───── INPUT MATERIAL

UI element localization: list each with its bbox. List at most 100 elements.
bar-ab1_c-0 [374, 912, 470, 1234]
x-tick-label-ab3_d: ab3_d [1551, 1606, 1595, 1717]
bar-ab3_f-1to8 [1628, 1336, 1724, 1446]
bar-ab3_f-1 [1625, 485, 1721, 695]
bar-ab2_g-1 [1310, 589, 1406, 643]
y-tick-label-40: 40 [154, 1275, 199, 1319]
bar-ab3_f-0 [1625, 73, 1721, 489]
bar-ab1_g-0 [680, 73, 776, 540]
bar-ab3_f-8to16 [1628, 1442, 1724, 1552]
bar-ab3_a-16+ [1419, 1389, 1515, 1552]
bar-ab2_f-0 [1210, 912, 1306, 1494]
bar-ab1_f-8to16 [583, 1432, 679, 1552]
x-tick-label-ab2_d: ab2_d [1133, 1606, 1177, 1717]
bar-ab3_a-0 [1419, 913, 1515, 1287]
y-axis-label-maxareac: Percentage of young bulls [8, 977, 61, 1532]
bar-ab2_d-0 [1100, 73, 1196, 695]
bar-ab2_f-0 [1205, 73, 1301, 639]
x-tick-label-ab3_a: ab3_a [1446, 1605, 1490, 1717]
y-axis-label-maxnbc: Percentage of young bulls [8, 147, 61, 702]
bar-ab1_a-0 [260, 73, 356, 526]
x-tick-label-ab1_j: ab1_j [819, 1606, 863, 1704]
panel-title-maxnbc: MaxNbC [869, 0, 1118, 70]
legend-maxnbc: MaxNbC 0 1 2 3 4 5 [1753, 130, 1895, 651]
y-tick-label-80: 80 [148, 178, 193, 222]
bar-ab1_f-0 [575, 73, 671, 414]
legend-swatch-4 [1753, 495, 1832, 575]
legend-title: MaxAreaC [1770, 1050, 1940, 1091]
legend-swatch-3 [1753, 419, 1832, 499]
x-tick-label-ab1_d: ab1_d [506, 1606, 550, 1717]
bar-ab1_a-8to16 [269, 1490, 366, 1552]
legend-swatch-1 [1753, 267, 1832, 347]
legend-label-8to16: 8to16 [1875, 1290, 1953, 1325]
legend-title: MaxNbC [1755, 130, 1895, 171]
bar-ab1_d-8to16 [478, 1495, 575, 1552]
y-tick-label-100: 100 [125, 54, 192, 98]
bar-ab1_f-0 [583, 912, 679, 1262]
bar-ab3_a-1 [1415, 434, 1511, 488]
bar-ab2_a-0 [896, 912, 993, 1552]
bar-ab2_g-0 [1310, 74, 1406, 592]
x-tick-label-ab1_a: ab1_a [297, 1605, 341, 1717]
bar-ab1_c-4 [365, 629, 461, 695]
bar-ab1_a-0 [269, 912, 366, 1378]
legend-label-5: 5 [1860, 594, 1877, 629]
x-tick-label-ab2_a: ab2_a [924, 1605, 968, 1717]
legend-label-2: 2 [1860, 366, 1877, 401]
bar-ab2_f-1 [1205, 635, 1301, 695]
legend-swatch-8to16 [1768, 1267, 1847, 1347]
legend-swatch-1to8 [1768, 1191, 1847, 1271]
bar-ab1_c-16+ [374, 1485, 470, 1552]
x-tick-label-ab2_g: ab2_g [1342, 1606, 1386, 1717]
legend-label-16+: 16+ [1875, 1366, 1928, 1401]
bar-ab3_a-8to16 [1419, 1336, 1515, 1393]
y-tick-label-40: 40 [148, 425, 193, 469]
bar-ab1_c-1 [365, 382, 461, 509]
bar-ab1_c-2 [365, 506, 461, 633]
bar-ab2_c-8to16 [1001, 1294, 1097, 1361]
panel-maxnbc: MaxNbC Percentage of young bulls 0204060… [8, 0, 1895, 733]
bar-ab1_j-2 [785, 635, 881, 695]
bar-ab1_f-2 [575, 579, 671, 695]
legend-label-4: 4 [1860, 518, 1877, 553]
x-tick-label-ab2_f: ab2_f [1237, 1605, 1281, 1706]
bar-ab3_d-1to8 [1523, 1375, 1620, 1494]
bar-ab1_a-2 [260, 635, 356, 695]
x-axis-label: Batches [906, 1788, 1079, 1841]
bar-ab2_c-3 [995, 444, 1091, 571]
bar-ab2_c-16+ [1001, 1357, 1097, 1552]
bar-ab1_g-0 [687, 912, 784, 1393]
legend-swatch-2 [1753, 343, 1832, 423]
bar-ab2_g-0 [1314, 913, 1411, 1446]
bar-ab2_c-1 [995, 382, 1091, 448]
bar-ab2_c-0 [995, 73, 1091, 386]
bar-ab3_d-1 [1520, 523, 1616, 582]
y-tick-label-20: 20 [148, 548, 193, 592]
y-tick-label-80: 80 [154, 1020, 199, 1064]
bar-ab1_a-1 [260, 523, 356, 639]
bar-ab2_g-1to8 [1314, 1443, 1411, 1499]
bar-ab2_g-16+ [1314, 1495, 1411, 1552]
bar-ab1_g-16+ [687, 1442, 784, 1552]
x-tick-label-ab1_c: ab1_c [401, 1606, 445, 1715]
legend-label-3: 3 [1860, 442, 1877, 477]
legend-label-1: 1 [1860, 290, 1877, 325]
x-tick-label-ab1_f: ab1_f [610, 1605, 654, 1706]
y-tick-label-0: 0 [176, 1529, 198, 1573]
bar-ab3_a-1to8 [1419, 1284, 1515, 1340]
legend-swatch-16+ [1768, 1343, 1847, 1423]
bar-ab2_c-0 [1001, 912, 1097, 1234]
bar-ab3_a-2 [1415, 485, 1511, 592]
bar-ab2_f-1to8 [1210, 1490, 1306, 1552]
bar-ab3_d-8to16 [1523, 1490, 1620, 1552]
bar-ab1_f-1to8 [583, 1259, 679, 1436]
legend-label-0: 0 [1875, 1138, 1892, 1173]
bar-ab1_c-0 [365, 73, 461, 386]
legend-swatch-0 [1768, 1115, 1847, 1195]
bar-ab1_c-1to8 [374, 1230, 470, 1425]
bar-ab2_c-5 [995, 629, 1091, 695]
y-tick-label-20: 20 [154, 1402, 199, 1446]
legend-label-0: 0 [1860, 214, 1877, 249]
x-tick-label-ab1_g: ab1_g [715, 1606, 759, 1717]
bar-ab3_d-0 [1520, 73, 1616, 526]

──────────

● **WHAT YOU SHOULD DO**
Count the lines in the records that contain the string "swatch", treating uppercase and lowercase as different. Give only the number.

● **PROBLEM SOLUTION**
8